Return all lines where the word "government" can be found.

-- Start of RECORD LIST --

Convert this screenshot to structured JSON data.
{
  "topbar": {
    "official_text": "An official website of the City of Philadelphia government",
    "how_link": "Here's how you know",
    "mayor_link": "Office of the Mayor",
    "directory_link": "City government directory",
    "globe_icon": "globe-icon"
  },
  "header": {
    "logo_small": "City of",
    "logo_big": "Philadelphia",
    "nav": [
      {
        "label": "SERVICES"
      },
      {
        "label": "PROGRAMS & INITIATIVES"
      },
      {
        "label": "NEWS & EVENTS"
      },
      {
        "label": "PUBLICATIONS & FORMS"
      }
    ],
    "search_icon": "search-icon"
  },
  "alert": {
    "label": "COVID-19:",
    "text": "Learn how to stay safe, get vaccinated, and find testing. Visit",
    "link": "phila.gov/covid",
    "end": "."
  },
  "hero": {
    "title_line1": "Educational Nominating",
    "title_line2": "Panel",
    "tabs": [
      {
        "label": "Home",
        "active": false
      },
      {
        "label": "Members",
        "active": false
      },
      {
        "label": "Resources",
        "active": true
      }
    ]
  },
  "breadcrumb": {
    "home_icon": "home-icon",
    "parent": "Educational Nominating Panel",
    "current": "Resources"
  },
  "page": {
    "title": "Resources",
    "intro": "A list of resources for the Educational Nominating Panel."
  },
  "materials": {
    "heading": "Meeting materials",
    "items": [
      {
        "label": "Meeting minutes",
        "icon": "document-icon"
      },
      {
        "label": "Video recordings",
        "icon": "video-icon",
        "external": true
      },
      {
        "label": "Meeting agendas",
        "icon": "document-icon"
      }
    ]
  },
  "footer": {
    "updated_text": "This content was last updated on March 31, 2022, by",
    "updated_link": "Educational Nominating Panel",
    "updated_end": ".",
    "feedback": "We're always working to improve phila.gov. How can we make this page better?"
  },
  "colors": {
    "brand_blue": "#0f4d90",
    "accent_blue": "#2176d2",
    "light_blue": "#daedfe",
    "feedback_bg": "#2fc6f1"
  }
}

-- End of RECORD LIST --
-- Start of RECORD LIST --

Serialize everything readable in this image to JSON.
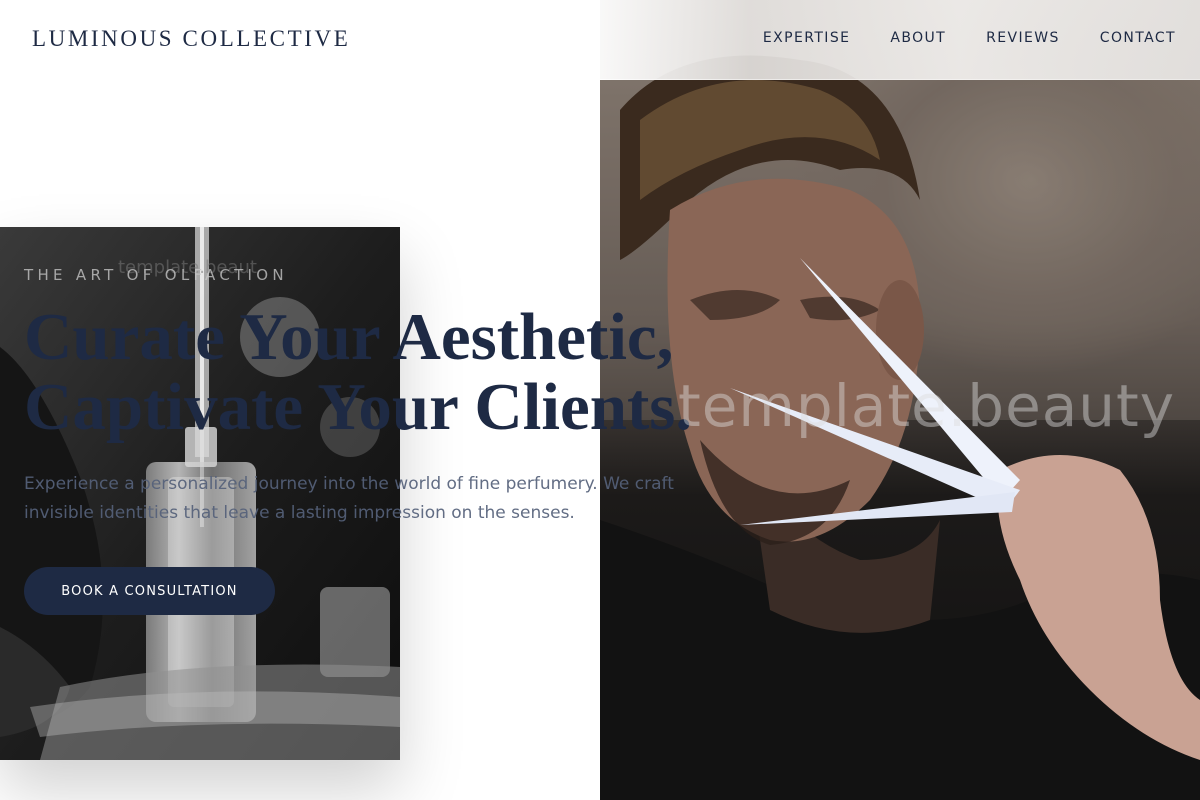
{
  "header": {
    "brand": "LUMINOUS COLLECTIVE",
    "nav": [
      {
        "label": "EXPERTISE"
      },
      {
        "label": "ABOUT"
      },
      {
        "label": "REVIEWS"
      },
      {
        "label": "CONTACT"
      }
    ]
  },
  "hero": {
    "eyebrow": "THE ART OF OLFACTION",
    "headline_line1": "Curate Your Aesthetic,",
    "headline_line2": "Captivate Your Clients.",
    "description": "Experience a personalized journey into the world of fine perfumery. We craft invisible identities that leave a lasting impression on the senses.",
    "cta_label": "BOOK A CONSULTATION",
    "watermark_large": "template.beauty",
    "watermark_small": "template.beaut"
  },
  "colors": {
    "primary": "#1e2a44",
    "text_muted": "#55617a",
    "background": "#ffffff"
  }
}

-- End of RECORD LIST --

TASK ANSWER -
    "official_text": "An official website of the City of Philadelphia government",
    "directory_link": "City government directory",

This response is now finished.